> [Work to do] Keep only the lines of the data below that contain "Installationen", and copy them.

> [Stored records]
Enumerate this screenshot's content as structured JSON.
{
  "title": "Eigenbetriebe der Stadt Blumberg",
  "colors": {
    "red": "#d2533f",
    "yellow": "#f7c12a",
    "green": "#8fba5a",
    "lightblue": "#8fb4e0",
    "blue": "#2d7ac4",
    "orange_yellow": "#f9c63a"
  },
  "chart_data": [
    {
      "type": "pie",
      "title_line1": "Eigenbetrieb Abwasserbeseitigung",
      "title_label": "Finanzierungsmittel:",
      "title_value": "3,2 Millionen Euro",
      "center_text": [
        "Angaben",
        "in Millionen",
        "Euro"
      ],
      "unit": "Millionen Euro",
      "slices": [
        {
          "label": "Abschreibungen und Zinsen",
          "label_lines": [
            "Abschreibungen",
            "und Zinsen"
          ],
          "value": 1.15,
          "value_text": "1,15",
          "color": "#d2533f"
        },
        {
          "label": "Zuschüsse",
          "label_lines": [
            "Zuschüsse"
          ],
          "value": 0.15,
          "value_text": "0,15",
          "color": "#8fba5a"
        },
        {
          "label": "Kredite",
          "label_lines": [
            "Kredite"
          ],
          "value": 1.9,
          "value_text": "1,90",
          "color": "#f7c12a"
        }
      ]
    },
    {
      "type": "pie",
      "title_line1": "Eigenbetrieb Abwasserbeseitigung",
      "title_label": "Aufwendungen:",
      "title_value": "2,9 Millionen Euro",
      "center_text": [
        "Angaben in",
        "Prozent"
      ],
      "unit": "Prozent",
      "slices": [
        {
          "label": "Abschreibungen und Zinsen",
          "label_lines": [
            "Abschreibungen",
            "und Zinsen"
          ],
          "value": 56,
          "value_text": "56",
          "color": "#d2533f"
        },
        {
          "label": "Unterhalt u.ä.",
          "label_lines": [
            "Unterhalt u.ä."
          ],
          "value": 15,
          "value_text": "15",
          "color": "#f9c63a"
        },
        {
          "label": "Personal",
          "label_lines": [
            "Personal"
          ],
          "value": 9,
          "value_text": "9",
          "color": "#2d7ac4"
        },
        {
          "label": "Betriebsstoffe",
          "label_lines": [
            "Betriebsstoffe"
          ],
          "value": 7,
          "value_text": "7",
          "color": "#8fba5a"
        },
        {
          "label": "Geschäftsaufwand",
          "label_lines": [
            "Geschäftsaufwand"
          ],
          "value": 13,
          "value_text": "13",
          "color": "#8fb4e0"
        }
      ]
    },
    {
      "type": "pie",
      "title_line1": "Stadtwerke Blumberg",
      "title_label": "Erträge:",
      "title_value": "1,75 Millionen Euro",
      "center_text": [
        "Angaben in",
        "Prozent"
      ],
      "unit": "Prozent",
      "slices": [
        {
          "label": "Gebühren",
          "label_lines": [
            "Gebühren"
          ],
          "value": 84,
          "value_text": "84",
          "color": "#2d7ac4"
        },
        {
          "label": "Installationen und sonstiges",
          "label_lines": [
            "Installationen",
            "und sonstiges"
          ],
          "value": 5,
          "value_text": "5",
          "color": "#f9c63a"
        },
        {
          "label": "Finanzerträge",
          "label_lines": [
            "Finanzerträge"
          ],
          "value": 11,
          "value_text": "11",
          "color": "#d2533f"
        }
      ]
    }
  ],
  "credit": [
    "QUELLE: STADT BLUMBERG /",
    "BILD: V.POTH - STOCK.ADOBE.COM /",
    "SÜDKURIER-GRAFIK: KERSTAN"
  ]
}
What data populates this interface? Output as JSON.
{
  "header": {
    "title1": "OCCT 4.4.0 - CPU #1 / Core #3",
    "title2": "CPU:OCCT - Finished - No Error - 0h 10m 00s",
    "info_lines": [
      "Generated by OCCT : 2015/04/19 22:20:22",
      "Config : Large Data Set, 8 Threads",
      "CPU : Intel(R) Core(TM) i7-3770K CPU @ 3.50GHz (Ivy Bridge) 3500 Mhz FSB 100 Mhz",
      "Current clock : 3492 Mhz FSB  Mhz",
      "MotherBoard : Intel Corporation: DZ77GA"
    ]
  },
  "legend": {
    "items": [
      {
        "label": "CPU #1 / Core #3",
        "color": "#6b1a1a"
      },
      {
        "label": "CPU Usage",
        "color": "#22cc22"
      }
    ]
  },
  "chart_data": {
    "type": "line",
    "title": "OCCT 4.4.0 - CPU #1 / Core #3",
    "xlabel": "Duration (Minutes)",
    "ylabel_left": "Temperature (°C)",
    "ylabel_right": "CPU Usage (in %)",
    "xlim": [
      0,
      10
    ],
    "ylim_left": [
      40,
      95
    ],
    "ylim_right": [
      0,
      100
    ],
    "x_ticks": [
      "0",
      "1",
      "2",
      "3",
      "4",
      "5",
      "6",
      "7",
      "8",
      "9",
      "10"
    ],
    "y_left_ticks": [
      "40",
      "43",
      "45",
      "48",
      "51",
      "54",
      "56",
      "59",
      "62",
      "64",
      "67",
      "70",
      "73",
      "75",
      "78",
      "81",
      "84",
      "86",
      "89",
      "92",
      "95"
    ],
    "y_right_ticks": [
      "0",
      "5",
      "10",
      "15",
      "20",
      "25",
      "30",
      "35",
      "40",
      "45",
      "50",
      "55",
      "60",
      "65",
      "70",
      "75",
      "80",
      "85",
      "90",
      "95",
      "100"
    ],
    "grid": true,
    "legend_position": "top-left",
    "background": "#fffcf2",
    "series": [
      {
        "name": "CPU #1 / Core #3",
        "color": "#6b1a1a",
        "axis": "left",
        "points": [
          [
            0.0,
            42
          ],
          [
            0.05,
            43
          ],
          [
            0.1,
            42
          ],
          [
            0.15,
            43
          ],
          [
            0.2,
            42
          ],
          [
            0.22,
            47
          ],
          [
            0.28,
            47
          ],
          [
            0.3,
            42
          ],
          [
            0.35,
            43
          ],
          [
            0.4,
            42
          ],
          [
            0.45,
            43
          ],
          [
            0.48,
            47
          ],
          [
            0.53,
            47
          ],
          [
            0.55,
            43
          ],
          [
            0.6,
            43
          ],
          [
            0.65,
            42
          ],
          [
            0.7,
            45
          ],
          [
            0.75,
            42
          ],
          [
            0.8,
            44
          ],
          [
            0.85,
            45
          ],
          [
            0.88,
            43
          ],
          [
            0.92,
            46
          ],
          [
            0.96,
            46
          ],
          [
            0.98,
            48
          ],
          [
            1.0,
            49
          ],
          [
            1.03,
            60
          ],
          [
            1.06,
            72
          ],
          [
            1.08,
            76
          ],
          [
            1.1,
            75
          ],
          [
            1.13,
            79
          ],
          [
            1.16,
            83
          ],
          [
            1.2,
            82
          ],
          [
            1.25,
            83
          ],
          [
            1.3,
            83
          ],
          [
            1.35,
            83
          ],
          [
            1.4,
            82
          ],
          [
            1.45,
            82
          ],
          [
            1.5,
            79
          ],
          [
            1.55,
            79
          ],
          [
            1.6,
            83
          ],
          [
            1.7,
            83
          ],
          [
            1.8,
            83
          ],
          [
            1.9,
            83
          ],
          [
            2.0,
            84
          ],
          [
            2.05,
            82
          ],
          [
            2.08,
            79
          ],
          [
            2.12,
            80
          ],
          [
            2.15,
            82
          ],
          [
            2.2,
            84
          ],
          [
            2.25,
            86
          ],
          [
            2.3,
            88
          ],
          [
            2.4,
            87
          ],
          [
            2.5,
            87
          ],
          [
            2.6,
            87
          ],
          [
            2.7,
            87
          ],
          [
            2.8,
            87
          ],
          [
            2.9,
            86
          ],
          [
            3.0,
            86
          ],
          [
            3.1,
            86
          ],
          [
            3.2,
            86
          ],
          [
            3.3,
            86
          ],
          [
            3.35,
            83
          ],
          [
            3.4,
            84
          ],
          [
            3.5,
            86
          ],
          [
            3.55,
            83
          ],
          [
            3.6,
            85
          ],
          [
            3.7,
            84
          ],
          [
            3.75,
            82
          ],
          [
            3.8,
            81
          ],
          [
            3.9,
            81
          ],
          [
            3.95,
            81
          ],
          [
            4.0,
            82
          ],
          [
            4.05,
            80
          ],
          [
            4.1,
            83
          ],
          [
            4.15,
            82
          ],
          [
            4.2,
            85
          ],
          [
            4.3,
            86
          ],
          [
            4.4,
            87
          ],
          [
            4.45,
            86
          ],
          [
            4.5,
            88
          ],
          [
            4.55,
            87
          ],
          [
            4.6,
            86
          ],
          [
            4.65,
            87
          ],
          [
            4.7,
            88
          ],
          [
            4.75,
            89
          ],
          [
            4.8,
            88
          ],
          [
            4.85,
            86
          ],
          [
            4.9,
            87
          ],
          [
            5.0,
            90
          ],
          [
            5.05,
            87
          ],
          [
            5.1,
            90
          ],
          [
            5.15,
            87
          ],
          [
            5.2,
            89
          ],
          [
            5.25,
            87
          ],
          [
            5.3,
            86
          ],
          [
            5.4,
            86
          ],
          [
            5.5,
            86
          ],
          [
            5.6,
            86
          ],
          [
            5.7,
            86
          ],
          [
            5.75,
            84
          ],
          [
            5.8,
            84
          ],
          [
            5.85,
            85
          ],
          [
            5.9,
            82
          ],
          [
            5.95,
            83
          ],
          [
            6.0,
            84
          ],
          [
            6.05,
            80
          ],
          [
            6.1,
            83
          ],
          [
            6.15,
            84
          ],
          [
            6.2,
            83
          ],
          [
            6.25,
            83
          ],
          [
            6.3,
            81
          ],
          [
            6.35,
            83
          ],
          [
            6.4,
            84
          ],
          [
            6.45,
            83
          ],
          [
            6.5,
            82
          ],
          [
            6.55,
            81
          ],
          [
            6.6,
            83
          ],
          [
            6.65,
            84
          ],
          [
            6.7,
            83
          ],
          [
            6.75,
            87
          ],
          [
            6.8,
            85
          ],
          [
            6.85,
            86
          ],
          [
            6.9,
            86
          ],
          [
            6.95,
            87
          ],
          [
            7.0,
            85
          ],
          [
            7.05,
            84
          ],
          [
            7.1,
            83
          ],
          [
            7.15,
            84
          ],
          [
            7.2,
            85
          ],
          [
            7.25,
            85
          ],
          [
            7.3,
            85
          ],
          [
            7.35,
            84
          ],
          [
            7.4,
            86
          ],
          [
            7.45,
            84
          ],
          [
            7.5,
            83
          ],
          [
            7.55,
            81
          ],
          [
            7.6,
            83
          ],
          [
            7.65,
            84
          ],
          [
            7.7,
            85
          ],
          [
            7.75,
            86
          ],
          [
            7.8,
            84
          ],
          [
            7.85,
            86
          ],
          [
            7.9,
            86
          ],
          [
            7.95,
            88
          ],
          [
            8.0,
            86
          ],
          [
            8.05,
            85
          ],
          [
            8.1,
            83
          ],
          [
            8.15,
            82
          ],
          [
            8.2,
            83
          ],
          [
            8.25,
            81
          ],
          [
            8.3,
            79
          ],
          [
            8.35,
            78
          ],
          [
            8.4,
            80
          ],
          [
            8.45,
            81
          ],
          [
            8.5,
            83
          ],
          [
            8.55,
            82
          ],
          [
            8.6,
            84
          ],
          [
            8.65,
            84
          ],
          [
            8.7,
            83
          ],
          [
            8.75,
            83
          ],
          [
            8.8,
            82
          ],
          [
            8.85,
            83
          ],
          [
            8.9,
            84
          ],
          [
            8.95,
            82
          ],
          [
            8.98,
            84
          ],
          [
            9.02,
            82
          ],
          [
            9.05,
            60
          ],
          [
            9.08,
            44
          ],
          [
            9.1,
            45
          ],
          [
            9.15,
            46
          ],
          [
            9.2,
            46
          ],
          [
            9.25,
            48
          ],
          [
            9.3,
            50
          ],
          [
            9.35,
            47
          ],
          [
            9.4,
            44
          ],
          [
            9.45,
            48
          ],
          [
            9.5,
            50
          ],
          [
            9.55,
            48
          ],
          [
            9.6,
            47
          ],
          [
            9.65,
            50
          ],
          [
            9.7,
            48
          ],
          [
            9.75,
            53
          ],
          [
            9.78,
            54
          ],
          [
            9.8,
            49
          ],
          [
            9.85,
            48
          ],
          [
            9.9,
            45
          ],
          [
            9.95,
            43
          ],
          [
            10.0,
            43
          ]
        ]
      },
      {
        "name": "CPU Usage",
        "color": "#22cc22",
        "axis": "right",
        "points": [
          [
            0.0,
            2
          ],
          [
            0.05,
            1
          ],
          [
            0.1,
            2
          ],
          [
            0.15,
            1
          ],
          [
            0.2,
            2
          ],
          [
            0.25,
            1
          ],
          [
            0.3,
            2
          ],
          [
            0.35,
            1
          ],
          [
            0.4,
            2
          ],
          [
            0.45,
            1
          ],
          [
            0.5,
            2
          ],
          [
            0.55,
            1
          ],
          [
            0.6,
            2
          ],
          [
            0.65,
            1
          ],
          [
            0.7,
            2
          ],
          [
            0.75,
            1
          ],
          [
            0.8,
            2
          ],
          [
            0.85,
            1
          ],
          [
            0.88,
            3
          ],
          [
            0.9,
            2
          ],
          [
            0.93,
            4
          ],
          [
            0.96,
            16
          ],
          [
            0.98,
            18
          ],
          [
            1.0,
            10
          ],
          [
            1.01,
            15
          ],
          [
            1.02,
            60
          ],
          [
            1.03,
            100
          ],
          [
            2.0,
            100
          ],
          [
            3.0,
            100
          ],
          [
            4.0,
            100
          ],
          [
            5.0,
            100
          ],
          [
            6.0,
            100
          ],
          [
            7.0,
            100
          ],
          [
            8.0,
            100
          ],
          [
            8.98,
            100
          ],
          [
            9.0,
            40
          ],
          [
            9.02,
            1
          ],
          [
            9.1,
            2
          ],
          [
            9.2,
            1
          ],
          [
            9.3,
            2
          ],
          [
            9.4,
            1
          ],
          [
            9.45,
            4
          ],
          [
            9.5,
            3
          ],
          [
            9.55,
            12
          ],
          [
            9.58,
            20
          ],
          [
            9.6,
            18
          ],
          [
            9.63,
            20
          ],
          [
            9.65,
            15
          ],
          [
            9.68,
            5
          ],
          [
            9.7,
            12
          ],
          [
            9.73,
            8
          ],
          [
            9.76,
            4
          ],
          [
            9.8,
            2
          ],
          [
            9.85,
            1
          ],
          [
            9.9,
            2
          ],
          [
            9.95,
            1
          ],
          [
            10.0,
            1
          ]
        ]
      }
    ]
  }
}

> [Response]
          "label": "Installationen und sonstiges",
            "Installationen",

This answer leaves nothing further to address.